What the exercise asks:
Look for "support" in the listing below. Gather each line that contains it.

Data:
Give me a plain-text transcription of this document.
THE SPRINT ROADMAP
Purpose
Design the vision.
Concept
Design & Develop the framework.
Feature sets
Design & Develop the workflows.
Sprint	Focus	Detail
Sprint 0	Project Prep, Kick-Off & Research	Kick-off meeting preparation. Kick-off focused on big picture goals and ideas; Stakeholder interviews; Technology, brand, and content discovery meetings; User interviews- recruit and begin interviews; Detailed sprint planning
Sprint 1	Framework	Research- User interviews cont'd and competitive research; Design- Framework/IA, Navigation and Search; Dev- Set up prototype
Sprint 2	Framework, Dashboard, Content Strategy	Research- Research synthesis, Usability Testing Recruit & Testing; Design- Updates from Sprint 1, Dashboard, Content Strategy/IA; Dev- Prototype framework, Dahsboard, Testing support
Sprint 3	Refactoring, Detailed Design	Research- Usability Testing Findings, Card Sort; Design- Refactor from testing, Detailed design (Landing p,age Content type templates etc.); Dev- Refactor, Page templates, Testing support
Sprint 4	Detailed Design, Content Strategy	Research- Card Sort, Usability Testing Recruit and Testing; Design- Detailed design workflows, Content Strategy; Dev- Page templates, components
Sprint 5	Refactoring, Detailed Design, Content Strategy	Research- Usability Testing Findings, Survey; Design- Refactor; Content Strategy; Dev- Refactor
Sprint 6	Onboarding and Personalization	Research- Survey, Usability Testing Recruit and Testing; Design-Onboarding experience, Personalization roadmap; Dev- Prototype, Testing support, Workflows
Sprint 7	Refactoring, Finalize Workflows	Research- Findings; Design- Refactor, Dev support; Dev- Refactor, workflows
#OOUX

Output for this exercise:
Sprint 2	Framework, Dashboard, Content Strategy	Research- Research synthesis, Usability Testing Recruit & Testing; Design- Updates from Sprint 1, Dashboard, Content Strategy/IA; Dev- Prototype framework, Dahsboard, Testing support
Sprint 3	Refactoring, Detailed Design	Research- Usability Testing Findings, Card Sort; Design- Refactor from testing, Detailed design (Landing p,age Content type templates etc.); Dev- Refactor, Page templates, Testing support
Sprint 6	Onboarding and Personalization	Research- Survey, Usability Testing Recruit and Testing; Design-Onboarding experience, Personalization roadmap; Dev- Prototype, Testing support, Workflows
Sprint 7	Refactoring, Finalize Workflows	Research- Findings; Design- Refactor, Dev support; Dev- Refactor, workflows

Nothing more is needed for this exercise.